*Records from a dataset*.
— BEGIN —

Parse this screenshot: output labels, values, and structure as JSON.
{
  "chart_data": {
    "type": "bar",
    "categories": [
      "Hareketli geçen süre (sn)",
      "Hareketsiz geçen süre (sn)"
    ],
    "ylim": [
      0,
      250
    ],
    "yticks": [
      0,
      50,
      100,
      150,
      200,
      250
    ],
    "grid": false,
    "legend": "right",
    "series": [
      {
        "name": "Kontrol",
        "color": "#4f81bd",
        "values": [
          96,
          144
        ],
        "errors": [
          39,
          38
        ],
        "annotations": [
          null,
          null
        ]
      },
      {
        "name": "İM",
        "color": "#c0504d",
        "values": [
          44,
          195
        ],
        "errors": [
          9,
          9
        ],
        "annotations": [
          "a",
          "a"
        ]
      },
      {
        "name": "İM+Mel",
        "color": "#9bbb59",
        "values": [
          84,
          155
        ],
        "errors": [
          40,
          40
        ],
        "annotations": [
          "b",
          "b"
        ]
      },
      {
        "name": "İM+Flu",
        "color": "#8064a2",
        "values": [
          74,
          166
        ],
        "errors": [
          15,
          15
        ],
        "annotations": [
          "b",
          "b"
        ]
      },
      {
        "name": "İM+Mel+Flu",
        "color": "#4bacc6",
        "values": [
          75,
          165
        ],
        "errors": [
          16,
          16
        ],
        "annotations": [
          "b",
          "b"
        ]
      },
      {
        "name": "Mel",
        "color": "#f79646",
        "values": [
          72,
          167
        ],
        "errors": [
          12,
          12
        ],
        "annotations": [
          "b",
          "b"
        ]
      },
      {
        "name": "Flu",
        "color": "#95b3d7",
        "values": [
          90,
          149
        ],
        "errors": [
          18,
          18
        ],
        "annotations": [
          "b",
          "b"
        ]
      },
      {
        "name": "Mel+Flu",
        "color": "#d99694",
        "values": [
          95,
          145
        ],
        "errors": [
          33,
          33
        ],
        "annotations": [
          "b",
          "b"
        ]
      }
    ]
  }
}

— END —
— BEGIN —

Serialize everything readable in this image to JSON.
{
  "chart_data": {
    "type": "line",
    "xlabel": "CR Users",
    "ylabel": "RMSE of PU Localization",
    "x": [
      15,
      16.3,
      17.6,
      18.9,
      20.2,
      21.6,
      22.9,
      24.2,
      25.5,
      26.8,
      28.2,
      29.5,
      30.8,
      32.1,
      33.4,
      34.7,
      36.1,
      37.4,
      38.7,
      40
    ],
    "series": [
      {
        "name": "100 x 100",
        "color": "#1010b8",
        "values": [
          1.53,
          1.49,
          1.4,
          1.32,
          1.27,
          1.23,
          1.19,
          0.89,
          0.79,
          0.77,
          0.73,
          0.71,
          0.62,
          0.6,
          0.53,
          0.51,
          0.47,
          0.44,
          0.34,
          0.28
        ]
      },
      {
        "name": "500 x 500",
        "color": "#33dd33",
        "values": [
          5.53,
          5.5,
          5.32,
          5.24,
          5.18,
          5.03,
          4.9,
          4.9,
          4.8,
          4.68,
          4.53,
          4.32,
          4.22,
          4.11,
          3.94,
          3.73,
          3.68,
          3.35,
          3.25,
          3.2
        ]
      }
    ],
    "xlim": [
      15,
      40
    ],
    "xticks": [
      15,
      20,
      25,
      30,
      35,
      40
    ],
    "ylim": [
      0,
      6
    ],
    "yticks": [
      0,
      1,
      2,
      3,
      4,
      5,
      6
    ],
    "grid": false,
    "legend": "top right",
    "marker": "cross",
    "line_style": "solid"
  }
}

— END —
— BEGIN —

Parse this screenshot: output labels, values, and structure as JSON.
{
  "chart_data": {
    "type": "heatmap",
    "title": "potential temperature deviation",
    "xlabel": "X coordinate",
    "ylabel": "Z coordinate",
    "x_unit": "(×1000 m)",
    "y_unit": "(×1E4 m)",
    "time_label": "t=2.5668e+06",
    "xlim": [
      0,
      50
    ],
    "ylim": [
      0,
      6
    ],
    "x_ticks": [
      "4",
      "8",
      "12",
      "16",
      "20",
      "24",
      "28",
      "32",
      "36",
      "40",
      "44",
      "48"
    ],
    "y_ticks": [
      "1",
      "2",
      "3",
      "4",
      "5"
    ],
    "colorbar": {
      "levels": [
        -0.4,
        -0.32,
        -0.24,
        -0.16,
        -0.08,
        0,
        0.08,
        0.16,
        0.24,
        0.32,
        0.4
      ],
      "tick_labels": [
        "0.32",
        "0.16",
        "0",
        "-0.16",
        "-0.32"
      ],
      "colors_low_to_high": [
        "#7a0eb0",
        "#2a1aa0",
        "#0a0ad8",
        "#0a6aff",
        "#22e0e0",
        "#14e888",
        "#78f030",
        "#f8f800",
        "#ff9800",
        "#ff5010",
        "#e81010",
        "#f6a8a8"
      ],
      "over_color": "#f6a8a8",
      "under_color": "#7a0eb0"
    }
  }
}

— END —

*Written exercise*. Check each line of the data above for the word "coordinate" and say how many lines have it. Give the number alone.

*Answer for this exercise*. 2